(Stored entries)
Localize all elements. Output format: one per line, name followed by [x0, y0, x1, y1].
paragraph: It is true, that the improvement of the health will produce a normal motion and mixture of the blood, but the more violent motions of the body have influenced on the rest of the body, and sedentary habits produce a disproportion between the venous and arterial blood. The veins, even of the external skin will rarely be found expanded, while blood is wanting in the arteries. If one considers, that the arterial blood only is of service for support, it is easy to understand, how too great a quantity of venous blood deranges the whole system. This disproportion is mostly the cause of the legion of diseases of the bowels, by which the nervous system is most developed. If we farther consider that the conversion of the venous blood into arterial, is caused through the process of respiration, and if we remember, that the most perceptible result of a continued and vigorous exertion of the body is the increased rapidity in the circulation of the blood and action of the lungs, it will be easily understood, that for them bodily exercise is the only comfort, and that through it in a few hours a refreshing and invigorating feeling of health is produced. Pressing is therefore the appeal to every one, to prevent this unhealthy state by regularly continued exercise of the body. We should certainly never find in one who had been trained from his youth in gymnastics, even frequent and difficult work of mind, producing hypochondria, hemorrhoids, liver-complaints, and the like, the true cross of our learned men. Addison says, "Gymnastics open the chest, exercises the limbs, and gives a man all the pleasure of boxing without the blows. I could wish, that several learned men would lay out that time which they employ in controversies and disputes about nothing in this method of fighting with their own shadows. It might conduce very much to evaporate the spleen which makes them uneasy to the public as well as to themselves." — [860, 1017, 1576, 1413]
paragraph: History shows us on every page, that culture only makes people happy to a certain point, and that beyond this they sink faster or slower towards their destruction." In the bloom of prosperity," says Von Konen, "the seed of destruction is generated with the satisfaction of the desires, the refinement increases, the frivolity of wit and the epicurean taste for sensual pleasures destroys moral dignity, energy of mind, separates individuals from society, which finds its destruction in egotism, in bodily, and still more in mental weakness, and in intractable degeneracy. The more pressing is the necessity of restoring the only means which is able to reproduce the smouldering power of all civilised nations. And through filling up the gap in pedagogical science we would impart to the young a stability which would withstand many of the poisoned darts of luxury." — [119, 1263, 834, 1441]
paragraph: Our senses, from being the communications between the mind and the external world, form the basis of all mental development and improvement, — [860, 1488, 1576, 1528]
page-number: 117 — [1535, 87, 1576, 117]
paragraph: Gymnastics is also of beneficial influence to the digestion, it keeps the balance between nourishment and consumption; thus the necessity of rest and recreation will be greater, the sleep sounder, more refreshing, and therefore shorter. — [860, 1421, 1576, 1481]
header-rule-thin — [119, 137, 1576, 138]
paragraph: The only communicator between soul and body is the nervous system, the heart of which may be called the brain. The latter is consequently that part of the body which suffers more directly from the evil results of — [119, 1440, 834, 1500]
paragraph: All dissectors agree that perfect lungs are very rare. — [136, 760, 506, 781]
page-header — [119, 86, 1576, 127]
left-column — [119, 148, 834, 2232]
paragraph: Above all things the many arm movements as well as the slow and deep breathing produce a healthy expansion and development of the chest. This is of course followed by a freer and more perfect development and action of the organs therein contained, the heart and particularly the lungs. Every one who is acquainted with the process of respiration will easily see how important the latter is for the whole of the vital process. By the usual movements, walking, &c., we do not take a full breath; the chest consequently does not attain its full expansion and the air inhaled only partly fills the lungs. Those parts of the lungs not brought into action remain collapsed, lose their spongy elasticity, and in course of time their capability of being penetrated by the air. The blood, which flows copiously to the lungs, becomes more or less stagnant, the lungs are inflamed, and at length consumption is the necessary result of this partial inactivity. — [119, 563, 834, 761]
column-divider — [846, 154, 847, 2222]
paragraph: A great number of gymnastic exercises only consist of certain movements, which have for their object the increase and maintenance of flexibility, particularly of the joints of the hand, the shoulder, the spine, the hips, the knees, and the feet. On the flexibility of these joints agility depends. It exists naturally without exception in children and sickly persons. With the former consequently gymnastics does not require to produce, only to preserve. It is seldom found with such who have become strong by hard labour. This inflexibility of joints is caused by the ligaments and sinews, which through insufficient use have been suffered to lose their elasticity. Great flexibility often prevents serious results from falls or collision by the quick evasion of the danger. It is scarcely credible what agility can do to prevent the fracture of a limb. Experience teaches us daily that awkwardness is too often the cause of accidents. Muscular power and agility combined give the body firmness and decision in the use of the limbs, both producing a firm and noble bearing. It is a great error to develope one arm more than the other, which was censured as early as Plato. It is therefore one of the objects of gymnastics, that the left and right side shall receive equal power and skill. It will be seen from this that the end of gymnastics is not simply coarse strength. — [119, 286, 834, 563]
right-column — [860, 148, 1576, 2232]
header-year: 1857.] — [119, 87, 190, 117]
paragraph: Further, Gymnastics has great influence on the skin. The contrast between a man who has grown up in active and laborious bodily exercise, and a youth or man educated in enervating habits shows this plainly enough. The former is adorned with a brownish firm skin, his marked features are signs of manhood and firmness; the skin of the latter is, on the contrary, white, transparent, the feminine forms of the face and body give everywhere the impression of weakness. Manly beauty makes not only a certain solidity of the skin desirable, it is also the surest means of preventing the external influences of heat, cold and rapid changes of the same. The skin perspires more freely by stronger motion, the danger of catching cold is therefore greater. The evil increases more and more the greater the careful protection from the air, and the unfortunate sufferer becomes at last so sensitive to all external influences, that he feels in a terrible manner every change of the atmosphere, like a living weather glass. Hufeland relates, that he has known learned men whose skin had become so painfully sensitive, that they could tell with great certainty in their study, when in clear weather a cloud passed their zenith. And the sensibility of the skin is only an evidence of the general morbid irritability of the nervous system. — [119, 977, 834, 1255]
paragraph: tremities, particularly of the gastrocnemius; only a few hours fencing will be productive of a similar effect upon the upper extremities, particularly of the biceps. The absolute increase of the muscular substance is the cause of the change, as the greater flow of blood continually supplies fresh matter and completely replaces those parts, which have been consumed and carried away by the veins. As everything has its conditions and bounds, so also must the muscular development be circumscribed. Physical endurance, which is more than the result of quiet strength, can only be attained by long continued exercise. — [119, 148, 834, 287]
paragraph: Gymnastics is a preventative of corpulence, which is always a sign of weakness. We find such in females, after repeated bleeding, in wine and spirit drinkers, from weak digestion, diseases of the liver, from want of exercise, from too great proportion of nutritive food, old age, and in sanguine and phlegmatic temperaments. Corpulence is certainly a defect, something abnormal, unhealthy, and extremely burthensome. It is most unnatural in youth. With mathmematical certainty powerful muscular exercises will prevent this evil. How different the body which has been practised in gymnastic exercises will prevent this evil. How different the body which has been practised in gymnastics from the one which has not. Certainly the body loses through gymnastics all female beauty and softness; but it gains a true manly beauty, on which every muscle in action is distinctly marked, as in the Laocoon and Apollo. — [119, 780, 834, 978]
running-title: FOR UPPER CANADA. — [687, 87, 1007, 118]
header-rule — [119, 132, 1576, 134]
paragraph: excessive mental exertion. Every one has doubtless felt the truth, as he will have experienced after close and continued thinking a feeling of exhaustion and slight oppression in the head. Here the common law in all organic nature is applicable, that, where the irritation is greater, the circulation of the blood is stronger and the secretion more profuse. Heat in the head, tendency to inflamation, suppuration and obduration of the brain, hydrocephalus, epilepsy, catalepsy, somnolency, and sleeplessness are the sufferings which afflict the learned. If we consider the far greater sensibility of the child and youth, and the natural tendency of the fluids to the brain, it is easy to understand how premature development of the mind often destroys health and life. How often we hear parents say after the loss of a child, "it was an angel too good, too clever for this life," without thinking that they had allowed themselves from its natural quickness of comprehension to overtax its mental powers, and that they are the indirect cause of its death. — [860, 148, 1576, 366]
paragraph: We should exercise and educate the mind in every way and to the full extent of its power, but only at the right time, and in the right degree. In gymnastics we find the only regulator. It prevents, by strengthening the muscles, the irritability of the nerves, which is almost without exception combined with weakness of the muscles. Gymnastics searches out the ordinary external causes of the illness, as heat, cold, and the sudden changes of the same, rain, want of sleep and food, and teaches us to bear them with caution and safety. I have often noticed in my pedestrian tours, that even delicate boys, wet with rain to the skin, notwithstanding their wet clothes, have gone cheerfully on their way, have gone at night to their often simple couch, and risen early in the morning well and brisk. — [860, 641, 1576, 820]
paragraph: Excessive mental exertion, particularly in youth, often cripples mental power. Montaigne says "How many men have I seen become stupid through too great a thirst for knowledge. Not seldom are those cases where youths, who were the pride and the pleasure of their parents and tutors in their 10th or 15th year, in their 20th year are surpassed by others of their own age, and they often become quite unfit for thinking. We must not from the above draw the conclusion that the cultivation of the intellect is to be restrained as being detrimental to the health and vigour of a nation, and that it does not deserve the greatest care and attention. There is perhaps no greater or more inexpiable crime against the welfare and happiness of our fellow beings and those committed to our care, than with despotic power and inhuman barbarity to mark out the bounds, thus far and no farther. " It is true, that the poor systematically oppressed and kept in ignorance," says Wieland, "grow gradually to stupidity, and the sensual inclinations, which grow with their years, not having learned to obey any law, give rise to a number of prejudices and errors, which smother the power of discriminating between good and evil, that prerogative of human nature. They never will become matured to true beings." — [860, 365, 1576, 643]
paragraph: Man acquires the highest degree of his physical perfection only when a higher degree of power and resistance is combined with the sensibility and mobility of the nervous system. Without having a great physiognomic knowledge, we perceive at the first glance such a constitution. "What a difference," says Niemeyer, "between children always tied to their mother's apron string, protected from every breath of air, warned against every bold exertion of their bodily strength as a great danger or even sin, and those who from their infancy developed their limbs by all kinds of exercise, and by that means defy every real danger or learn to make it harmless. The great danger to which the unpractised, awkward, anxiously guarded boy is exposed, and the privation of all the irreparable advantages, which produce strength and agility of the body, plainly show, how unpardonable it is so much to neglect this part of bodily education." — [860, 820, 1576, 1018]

◆ Written instruction ◆
Pull out each line of the stored entries above that includes the string "header", and copy those lines without changes.

◆ Finished task ◆
header-rule-thin — [119, 137, 1576, 138]
page-header — [119, 86, 1576, 127]
header-year: 1857.] — [119, 87, 190, 117]
header-rule — [119, 132, 1576, 134]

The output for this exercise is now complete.